WHAT IS BEING ASKED:
What is needed here is an exact copy of every entry.

Items from a dataset:
══════════════════════════════
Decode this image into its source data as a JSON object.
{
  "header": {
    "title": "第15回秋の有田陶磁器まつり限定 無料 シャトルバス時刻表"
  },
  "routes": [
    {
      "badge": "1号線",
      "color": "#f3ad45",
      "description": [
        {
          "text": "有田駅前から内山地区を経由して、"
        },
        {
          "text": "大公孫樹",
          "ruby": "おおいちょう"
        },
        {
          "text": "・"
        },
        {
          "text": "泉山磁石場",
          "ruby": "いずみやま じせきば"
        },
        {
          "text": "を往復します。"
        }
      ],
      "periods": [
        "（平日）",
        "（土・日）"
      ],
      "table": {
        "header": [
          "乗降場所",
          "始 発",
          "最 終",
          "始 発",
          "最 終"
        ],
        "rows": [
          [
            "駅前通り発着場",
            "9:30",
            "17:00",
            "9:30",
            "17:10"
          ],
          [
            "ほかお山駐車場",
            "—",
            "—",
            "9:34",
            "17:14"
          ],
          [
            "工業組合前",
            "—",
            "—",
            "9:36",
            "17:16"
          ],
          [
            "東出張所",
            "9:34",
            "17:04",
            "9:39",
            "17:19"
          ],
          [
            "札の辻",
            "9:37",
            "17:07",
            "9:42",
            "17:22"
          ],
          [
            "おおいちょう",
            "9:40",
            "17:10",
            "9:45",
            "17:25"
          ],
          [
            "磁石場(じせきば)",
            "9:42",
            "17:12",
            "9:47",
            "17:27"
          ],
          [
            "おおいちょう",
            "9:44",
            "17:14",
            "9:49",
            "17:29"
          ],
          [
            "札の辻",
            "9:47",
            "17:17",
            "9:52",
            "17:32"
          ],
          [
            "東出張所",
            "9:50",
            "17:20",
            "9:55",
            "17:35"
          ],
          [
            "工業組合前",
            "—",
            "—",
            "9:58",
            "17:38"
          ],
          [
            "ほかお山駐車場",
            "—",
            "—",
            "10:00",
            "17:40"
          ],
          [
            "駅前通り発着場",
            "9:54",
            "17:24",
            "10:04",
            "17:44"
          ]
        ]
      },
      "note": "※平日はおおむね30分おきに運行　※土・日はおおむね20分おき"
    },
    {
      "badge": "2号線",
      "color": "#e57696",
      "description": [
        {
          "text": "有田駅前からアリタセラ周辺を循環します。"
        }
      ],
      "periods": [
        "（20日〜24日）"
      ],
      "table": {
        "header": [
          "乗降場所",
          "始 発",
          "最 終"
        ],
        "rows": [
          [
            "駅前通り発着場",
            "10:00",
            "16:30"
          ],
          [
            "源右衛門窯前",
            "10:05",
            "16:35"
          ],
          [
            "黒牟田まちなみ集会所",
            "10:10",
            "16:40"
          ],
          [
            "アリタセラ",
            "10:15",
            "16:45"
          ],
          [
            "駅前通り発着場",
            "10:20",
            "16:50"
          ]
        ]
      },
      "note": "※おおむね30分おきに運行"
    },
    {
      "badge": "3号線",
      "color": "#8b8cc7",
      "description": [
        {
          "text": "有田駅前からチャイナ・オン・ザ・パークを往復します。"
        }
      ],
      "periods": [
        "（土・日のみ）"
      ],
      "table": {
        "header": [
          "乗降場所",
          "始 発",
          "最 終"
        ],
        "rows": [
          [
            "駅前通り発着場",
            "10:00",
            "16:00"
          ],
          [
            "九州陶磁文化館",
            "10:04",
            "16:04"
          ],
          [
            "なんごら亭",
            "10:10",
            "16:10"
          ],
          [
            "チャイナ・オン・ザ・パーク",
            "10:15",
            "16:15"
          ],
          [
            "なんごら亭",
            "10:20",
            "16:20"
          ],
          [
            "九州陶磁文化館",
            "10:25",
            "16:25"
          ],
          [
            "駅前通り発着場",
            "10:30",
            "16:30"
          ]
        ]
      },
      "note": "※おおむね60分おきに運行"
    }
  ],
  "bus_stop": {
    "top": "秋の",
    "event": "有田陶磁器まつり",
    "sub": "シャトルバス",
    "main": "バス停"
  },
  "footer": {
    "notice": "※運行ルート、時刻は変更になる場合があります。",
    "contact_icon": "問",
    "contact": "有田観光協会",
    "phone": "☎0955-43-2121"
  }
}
══════════════════════════════
TASK ANSWER:
Decode this image into its source data as a JSON object.
{
  "header": {
    "title": "第15回秋の有田陶磁器まつり限定 無料 シャトルバス時刻表"
  },
  "routes": [
    {
      "badge": "1号線",
      "color": "#f3ad45",
      "description": [
        {
          "text": "有田駅前から内山地区を経由して、"
        },
        {
          "text": "大公孫樹",
          "ruby": "おおいちょう"
        },
        {
          "text": "・"
        },
        {
          "text": "泉山磁石場",
          "ruby": "いずみやま じせきば"
        },
        {
          "text": "を往復します。"
        }
      ],
      "periods": [
        "（平日）",
        "（土・日）"
      ],
      "table": {
        "header": [
          "乗降場所",
          "始 発",
          "最 終",
          "始 発",
          "最 終"
        ],
        "rows": [
          [
            "駅前通り発着場",
            "9:30",
            "17:00",
            "9:30",
            "17:10"
          ],
          [
            "ほかお山駐車場",
            "—",
            "—",
            "9:34",
            "17:14"
          ],
          [
            "工業組合前",
            "—",
            "—",
            "9:36",
            "17:16"
          ],
          [
            "東出張所",
            "9:34",
            "17:04",
            "9:39",
            "17:19"
          ],
          [
            "札の辻",
            "9:37",
            "17:07",
            "9:42",
            "17:22"
          ],
          [
            "おおいちょう",
            "9:40",
            "17:10",
            "9:45",
            "17:25"
          ],
          [
            "磁石場(じせきば)",
            "9:42",
            "17:12",
            "9:47",
            "17:27"
          ],
          [
            "おおいちょう",
            "9:44",
            "17:14",
            "9:49",
            "17:29"
          ],
          [
            "札の辻",
            "9:47",
            "17:17",
            "9:52",
            "17:32"
          ],
          [
            "東出張所",
            "9:50",
            "17:20",
            "9:55",
            "17:35"
          ],
          [
            "工業組合前",
            "—",
            "—",
            "9:58",
            "17:38"
          ],
          [
            "ほかお山駐車場",
            "—",
            "—",
            "10:00",
            "17:40"
          ],
          [
            "駅前通り発着場",
            "9:54",
            "17:24",
            "10:04",
            "17:44"
          ]
        ]
      },
      "note": "※平日はおおむね30分おきに運行　※土・日はおおむね20分おき"
    },
    {
      "badge": "2号線",
      "color": "#e57696",
      "description": [
        {
          "text": "有田駅前からアリタセラ周辺を循環します。"
        }
      ],
      "periods": [
        "（20日〜24日）"
      ],
      "table": {
        "header": [
          "乗降場所",
          "始 発",
          "最 終"
        ],
        "rows": [
          [
            "駅前通り発着場",
            "10:00",
            "16:30"
          ],
          [
            "源右衛門窯前",
            "10:05",
            "16:35"
          ],
          [
            "黒牟田まちなみ集会所",
            "10:10",
            "16:40"
          ],
          [
            "アリタセラ",
            "10:15",
            "16:45"
          ],
          [
            "駅前通り発着場",
            "10:20",
            "16:50"
          ]
        ]
      },
      "note": "※おおむね30分おきに運行"
    },
    {
      "badge": "3号線",
      "color": "#8b8cc7",
      "description": [
        {
          "text": "有田駅前からチャイナ・オン・ザ・パークを往復します。"
        }
      ],
      "periods": [
        "（土・日のみ）"
      ],
      "table": {
        "header": [
          "乗降場所",
          "始 発",
          "最 終"
        ],
        "rows": [
          [
            "駅前通り発着場",
            "10:00",
            "16:00"
          ],
          [
            "九州陶磁文化館",
            "10:04",
            "16:04"
          ],
          [
            "なんごら亭",
            "10:10",
            "16:10"
          ],
          [
            "チャイナ・オン・ザ・パーク",
            "10:15",
            "16:15"
          ],
          [
            "なんごら亭",
            "10:20",
            "16:20"
          ],
          [
            "九州陶磁文化館",
            "10:25",
            "16:25"
          ],
          [
            "駅前通り発着場",
            "10:30",
            "16:30"
          ]
        ]
      },
      "note": "※おおむね60分おきに運行"
    }
  ],
  "bus_stop": {
    "top": "秋の",
    "event": "有田陶磁器まつり",
    "sub": "シャトルバス",
    "main": "バス停"
  },
  "footer": {
    "notice": "※運行ルート、時刻は変更になる場合があります。",
    "contact_icon": "問",
    "contact": "有田観光協会",
    "phone": "☎0955-43-2121"
  }
}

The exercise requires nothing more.